Stated goal: Leave out the pictures and repeat every record exactly.

[Stored items]
● ● ● ●

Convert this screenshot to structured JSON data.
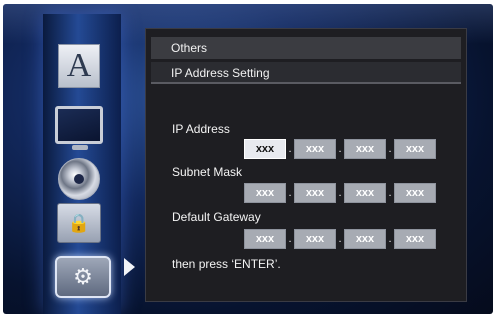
{
  "sidebar": {
    "items": [
      {
        "name": "language",
        "glyph": "A"
      },
      {
        "name": "display"
      },
      {
        "name": "disc-playback"
      },
      {
        "name": "parental-lock",
        "glyph": "🔒"
      },
      {
        "name": "others-settings",
        "glyph": "⚙",
        "selected": true
      }
    ]
  },
  "menu": {
    "breadcrumb_top": "Others",
    "breadcrumb_current": "IP Address Setting"
  },
  "fields": [
    {
      "label": "IP Address",
      "octets": [
        "xxx",
        "xxx",
        "xxx",
        "xxx"
      ],
      "selected_octet": 0
    },
    {
      "label": "Subnet Mask",
      "octets": [
        "xxx",
        "xxx",
        "xxx",
        "xxx"
      ]
    },
    {
      "label": "Default Gateway",
      "octets": [
        "xxx",
        "xxx",
        "xxx",
        "xxx"
      ]
    }
  ],
  "separator": ".",
  "hint": "then press ‘ENTER’.",
  "colors": {
    "panel_bg": "#1e1e22",
    "selected_octet": "#e8eaef",
    "octet": "#a7abb3",
    "sidebar_glow": "#244a95"
  }
}
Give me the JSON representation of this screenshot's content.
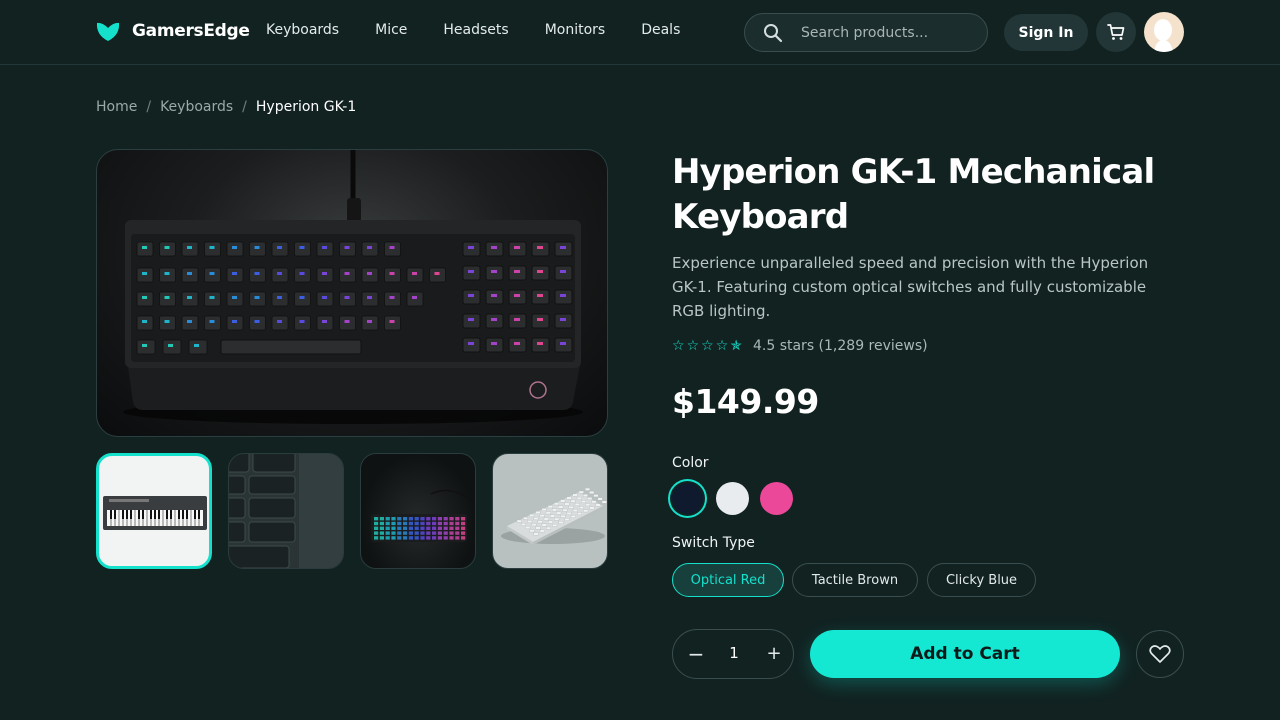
{
  "brand": {
    "name": "GamersEdge",
    "accent": "#14e0cc"
  },
  "nav": {
    "items": [
      "Keyboards",
      "Mice",
      "Headsets",
      "Monitors",
      "Deals"
    ]
  },
  "search": {
    "placeholder": "Search products..."
  },
  "header": {
    "sign_in_label": "Sign In",
    "cart_icon": "shopping-cart-icon",
    "avatar_icon": "user-avatar"
  },
  "breadcrumb": {
    "items": [
      "Home",
      "Keyboards",
      "Hyperion GK-1"
    ],
    "separator": "/"
  },
  "product": {
    "title": "Hyperion GK-1 Mechanical Keyboard",
    "description": "Experience unparalleled speed and precision with the Hyperion GK-1. Featuring custom optical switches and fully customizable RGB lighting.",
    "rating_value": 4.5,
    "rating_text": "4.5 stars (1,289 reviews)",
    "price": "$149.99",
    "color_label": "Color",
    "colors": [
      "#0f1a2e",
      "#e9ecef",
      "#ec4899"
    ],
    "selected_color_index": 0,
    "switch_label": "Switch Type",
    "switches": [
      "Optical Red",
      "Tactile Brown",
      "Clicky Blue"
    ],
    "selected_switch_index": 0,
    "quantity": "1",
    "minus_symbol": "−",
    "plus_symbol": "+",
    "add_to_cart_label": "Add to Cart",
    "thumbnail_count": 4,
    "selected_thumbnail_index": 0
  }
}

● ● ● ●

Completed exercise:
Convert this screenshot to structured JSON data.
{
  "sidebar": {
    "items": [
      {
        "name": "language",
        "glyph": "A"
      },
      {
        "name": "display"
      },
      {
        "name": "disc-playback"
      },
      {
        "name": "parental-lock",
        "glyph": "🔒"
      },
      {
        "name": "others-settings",
        "glyph": "⚙",
        "selected": true
      }
    ]
  },
  "menu": {
    "breadcrumb_top": "Others",
    "breadcrumb_current": "IP Address Setting"
  },
  "fields": [
    {
      "label": "IP Address",
      "octets": [
        "xxx",
        "xxx",
        "xxx",
        "xxx"
      ],
      "selected_octet": 0
    },
    {
      "label": "Subnet Mask",
      "octets": [
        "xxx",
        "xxx",
        "xxx",
        "xxx"
      ]
    },
    {
      "label": "Default Gateway",
      "octets": [
        "xxx",
        "xxx",
        "xxx",
        "xxx"
      ]
    }
  ],
  "separator": ".",
  "hint": "then press ‘ENTER’.",
  "colors": {
    "panel_bg": "#1e1e22",
    "selected_octet": "#e8eaef",
    "octet": "#a7abb3",
    "sidebar_glow": "#244a95"
  }
}
Give me the JSON representation of this screenshot's content.
{
  "brand": {
    "name": "GamersEdge",
    "accent": "#14e0cc"
  },
  "nav": {
    "items": [
      "Keyboards",
      "Mice",
      "Headsets",
      "Monitors",
      "Deals"
    ]
  },
  "search": {
    "placeholder": "Search products..."
  },
  "header": {
    "sign_in_label": "Sign In",
    "cart_icon": "shopping-cart-icon",
    "avatar_icon": "user-avatar"
  },
  "breadcrumb": {
    "items": [
      "Home",
      "Keyboards",
      "Hyperion GK-1"
    ],
    "separator": "/"
  },
  "product": {
    "title": "Hyperion GK-1 Mechanical Keyboard",
    "description": "Experience unparalleled speed and precision with the Hyperion GK-1. Featuring custom optical switches and fully customizable RGB lighting.",
    "rating_value": 4.5,
    "rating_text": "4.5 stars (1,289 reviews)",
    "price": "$149.99",
    "color_label": "Color",
    "colors": [
      "#0f1a2e",
      "#e9ecef",
      "#ec4899"
    ],
    "selected_color_index": 0,
    "switch_label": "Switch Type",
    "switches": [
      "Optical Red",
      "Tactile Brown",
      "Clicky Blue"
    ],
    "selected_switch_index": 0,
    "quantity": "1",
    "minus_symbol": "−",
    "plus_symbol": "+",
    "add_to_cart_label": "Add to Cart",
    "thumbnail_count": 4,
    "selected_thumbnail_index": 0
  }
}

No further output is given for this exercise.